ВЫБРАННЫЙ ФРАГМЕНТ:

—————

Что видит специалист-историк, сидя на скамье у противоположной стены и разглядывая живопись? Это целый театр событий, чувств и жестов; сам Леонардо назвал это зрелище il concetto dell’ anima:

Поразившее слушателей ужасом предсказание Христа о скором предательстве кого-то из учеников страшным ударом отзывается в общем чувстве каждого из них ‹…› бурное смятение Петра, изображенного слева с ножом в руке, которым он отрежет ухо у солдата при аресте Христа; чуть сонный вид младшего возлюбленного ученика Иоанна, который пытается побороть дрему. Иуда откинулся назад, в предчувствии напрягшись всем телом. Справа от безмятежного Христа апостол Фома воздел палец, которым он будет пробовать раны Христа после Его Воскресения; апостол Филипп прижимает руки к груди, вопрошая: «Не я ли, Равви?»; апостол Иаков-старший в тревоге широко разводит руками, глядя на пророческие хлеб и вино[133].

Что же видит он на той же поверхности, стоя рядом с реставратором, молодой женщиной, похожей на санитарку в белом халате, с микроскопом и со скальпелем в руке, которым она приподнимает струпья засохшей краски?

Мелкие фрагменты красочного слоя, распадающиеся наподобие рассыпанной мозаики, часто в обрамлении белого грунта. Фрагментов голой штукатурки было больше, чем можно было заключить, глядя на репродукции. ‹…› При ближайшем рассмотрении единственное, что бросалось в глаза, были следы опустошения от распада. Невозможно было представить себе, что все это в целом когда-нибудь обретет хоть какую-то связность. Осмотрев живопись вблизи, я получил какое-то представление об археологии разрушенных слоев краски и грунта. Я ушел, как только понял, что больше уже ничего не узнаю. […Это было] как будто я стал свидетелем публичной казни[134].

А вот как описывает свой опыт сама реставратор – руководитель проекта, который наблюдал Кемп; она упоминает те самые операции, за которые ее потом будут возносить до небес и/или подвергать уничтожающей публичной критике (как это сделала в своем анализе ArtWatch):

Вот перед нами поверхность, полностью разрушенная, распадающаяся на мельчайшие чешуйки краски, которые осыпаются со стены. Каждую из этих чешуек надо шесть-семь раз очистить скальпелем под микроскопом ‹…› Бывает так, что у меня весь день уходит на расчистку небольшого участка, но закончить не могу, потому что растворитель, высыхая, вытягивает из-под поверхности все новую копоть. Иногда приходится расчищать один и тот же участок два раза, а иногда три или четыре. Верхний срез красочного слоя пропитан клеем. Средний заполнен воском. Использовано шесть различных составов штукатурки и несколько сортов политур, лака и смол. Реагенты, которые действуют в верхнем слое, не берут средний слой. То, что действует в середине, не действует на нижнем слое[135].

—————

ИСХОДНЫЕ ДАННЫЕ:
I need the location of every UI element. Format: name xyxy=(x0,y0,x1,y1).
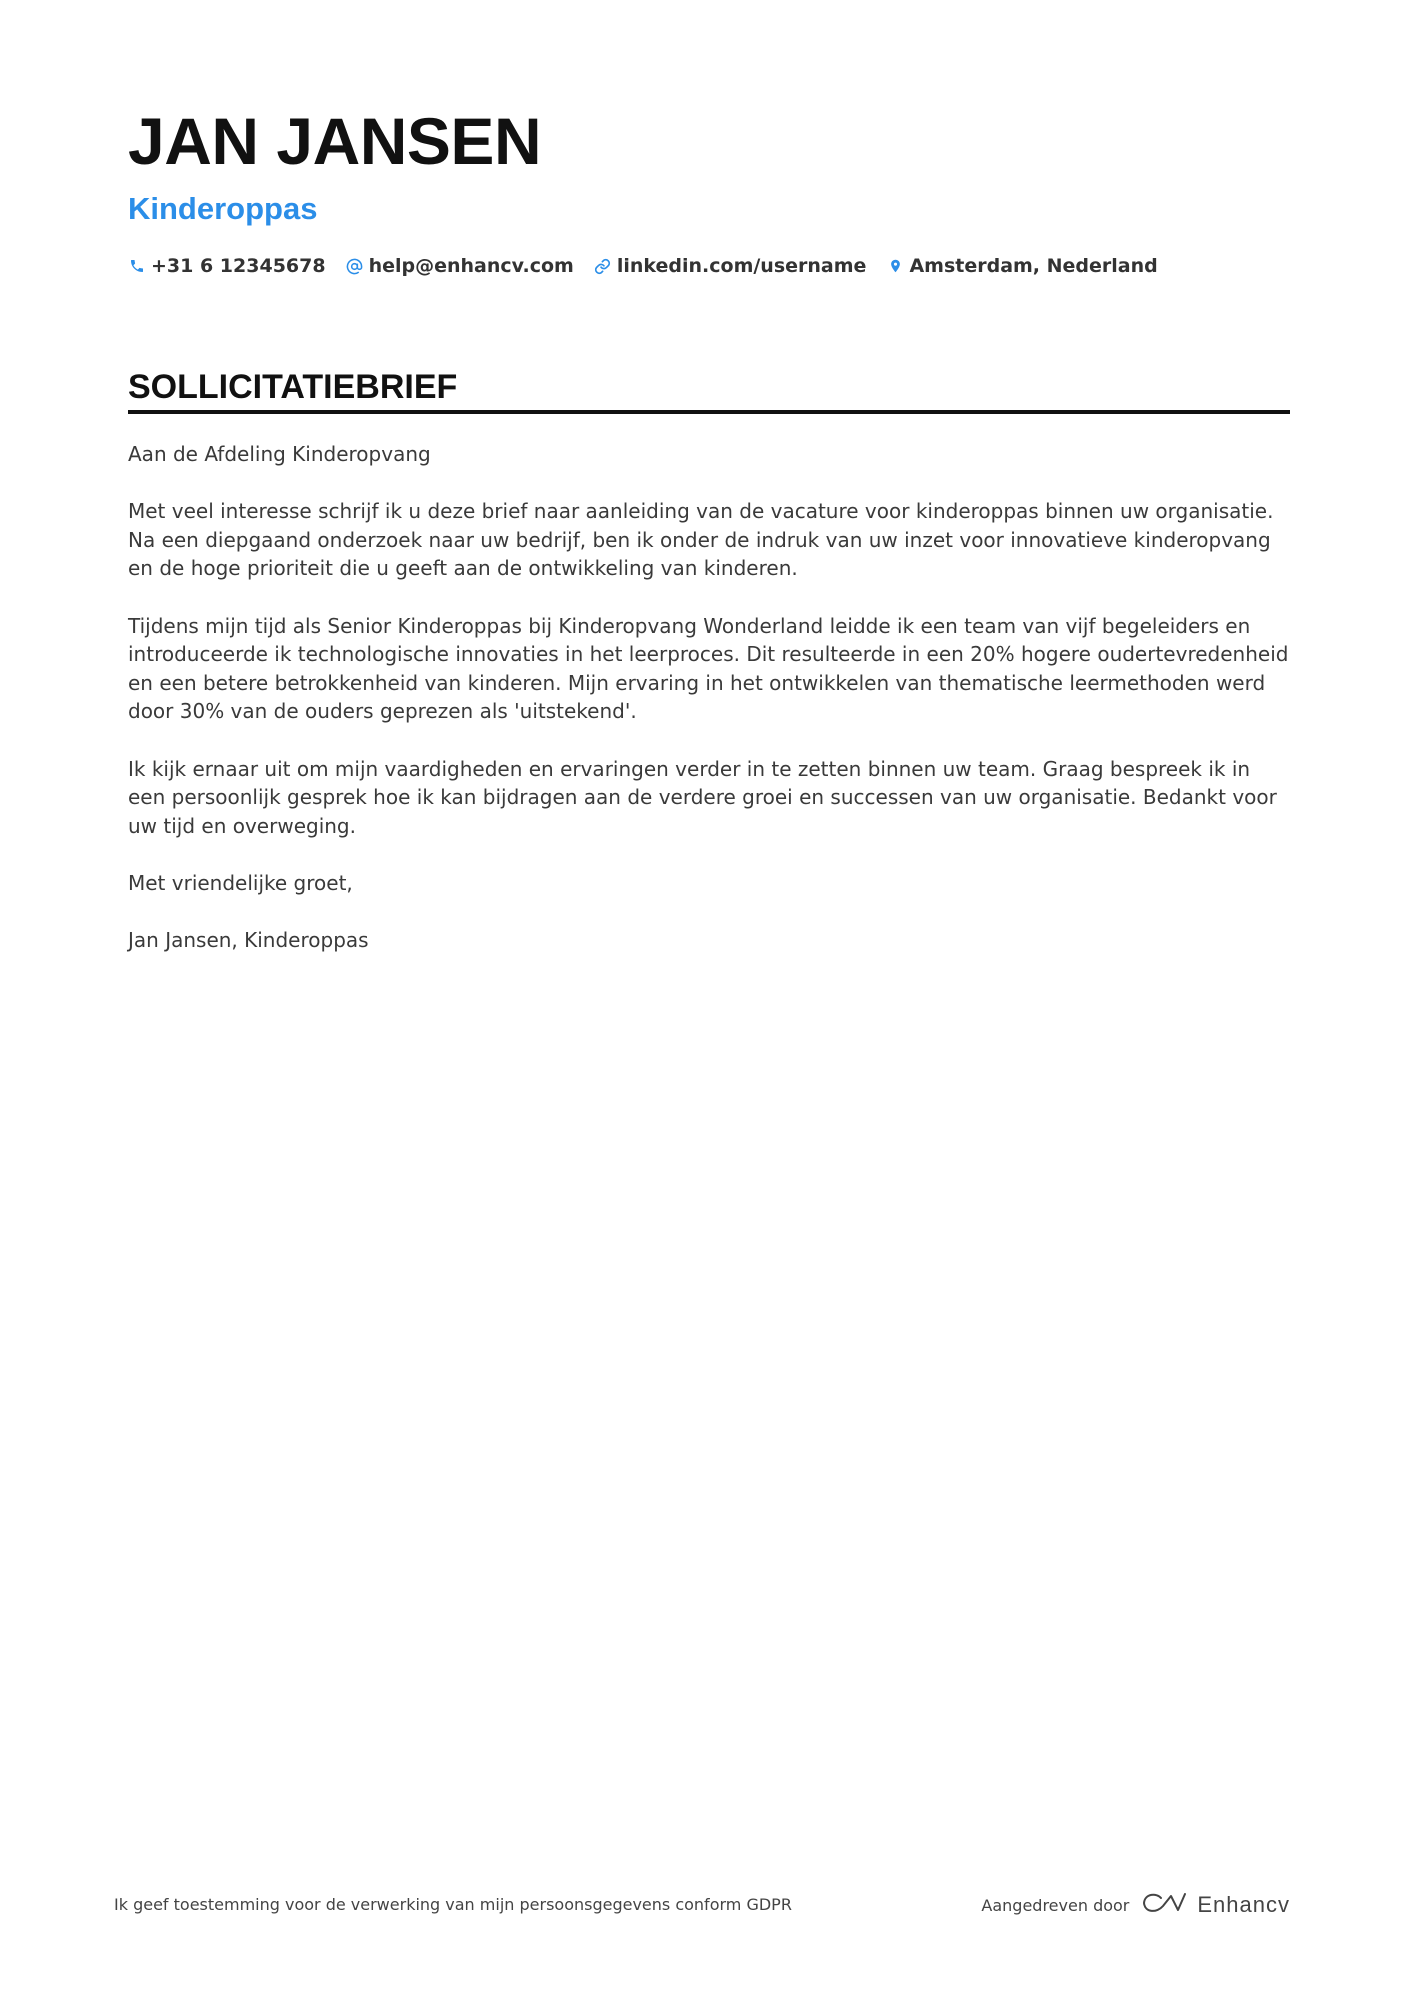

—————

ЗАДАЧА:
Сколько различных составов штукатурки было использовано, по словам реставратора во фрагменте о расчистке живописи?

ОЖИДАЕМЫЙ ОТВЕТ:
Шесть различных составов штукатурки.